- **WHAT THIS TASK INVOLVES**
In the material below, find every line with "deal" and pull it out.
* * * * * * *
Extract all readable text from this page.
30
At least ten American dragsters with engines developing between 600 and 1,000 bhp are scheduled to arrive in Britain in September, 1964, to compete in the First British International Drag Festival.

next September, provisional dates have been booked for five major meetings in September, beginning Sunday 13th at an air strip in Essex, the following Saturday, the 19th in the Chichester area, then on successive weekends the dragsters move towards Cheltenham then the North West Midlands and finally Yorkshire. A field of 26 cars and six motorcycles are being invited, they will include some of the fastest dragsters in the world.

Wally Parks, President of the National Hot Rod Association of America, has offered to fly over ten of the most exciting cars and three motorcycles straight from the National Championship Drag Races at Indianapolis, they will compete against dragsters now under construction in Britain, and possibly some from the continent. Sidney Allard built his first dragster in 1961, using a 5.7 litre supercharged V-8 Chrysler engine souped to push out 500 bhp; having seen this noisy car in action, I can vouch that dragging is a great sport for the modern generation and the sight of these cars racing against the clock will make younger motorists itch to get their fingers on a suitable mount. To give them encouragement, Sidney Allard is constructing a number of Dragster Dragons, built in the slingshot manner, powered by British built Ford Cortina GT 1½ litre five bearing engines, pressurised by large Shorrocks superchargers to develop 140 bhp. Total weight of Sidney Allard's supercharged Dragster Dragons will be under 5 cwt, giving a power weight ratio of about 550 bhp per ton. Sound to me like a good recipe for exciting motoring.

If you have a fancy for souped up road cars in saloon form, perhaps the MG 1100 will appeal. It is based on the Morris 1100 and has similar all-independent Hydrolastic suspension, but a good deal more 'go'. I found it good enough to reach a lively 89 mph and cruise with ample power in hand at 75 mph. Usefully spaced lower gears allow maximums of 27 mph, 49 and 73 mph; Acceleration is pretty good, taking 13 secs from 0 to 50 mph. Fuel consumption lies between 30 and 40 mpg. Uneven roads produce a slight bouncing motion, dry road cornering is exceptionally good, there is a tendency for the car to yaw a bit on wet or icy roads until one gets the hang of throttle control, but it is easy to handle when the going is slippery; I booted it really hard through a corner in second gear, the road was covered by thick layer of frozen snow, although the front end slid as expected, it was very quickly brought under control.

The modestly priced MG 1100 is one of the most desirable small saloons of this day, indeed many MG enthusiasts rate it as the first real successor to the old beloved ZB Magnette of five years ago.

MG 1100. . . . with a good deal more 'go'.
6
* * * * * * *
- **EXERCISE SOLUTION**
If you have a fancy for souped up road cars in saloon form, perhaps the MG 1100 will appeal. It is based on the Morris 1100 and has similar all-independent Hydrolastic suspension, but a good deal more 'go'. I found it good enough to reach a lively 89 mph and cruise with ample power in hand at 75 mph. Usefully spaced lower gears allow maximums of 27 mph, 49 and 73 mph; Acceleration is pretty good, taking 13 secs from 0 to 50 mph. Fuel consumption lies between 30 and 40 mpg. Uneven roads produce a slight bouncing motion, dry road cornering is exceptionally good, there is a tendency for the car to yaw a bit on wet or icy roads until one gets the hang of throttle control, but it is easy to handle when the going is slippery; I booted it really hard through a corner in second gear, the road was covered by thick layer of frozen snow, although the front end slid as expected, it was very quickly brought under control.
MG 1100. . . . with a good deal more 'go'.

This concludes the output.